- [PROBLEM]:
Select the lines of the records containing the word "another" and list them.
BEGIN
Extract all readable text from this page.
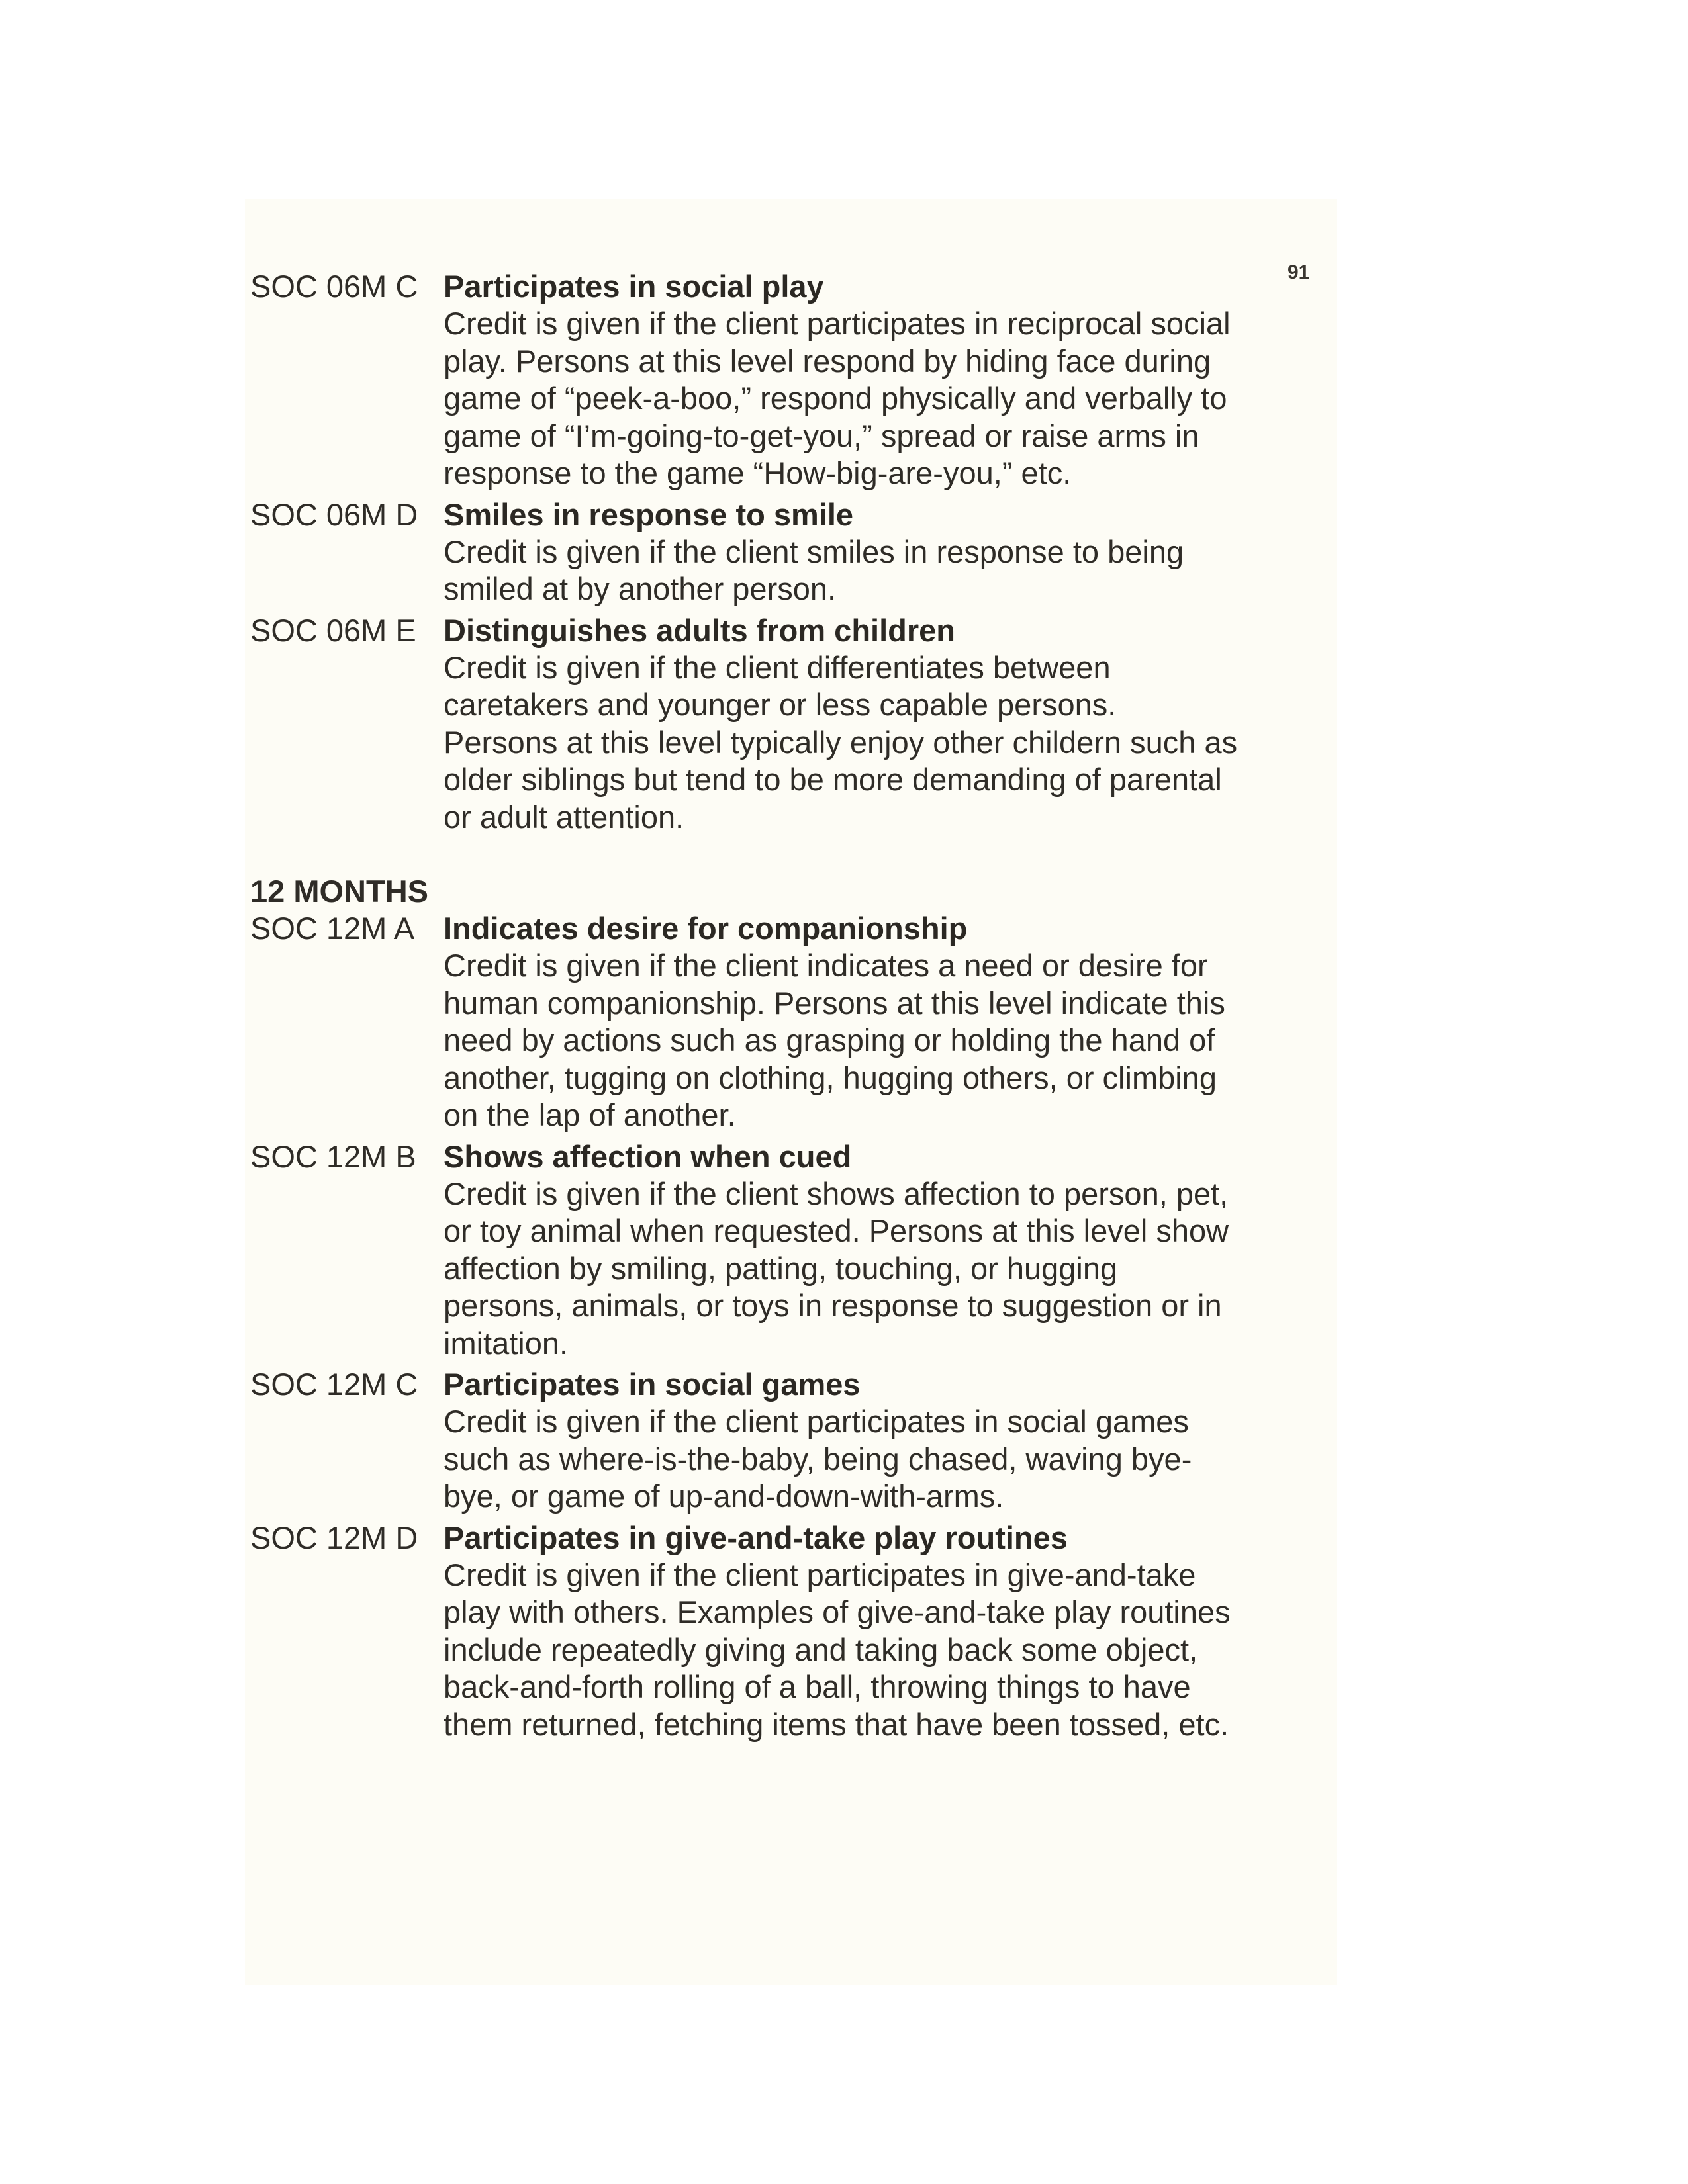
91
SOC 06M C Participates in social play
Credit is given if the client participates in reciprocal social play. Persons at this level respond by hiding face during game of “peek-a-boo,” respond physically and verbally to game of “I’m-going-to-get-you,” spread or raise arms in response to the game “How-big-are-you,” etc.
SOC 06M D Smiles in response to smile
Credit is given if the client smiles in response to being smiled at by another person.
SOC 06M E Distinguishes adults from children
Credit is given if the client differentiates between caretakers and younger or less capable persons. Persons at this level typically enjoy other childern such as older siblings but tend to be more demanding of parental or adult attention.
12 MONTHS
SOC 12M A Indicates desire for companionship
Credit is given if the client indicates a need or desire for human companionship. Persons at this level indicate this need by actions such as grasping or holding the hand of another, tugging on clothing, hugging others, or climbing on the lap of another.
SOC 12M B Shows affection when cued
Credit is given if the client shows affection to person, pet, or toy animal when requested. Persons at this level show affection by smiling, patting, touching, or hugging persons, animals, or toys in response to suggestion or in imitation.
SOC 12M C Participates in social games
Credit is given if the client participates in social games such as where-is-the-baby, being chased, waving bye-bye, or game of up-and-down-with-arms.
SOC 12M D Participates in give-and-take play routines
Credit is given if the client participates in give-and-take play with others. Examples of give-and-take play routines include repeatedly giving and taking back some object, back-and-forth rolling of a ball, throwing things to have them returned, fetching items that have been tossed, etc.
END
- [EXERCISE ANSWER]:
Credit is given if the client smiles in response to being smiled at by another person.
Credit is given if the client indicates a need or desire for human companionship. Persons at this level indicate this need by actions such as grasping or holding the hand of another, tugging on clothing, hugging others, or climbing on the lap of another.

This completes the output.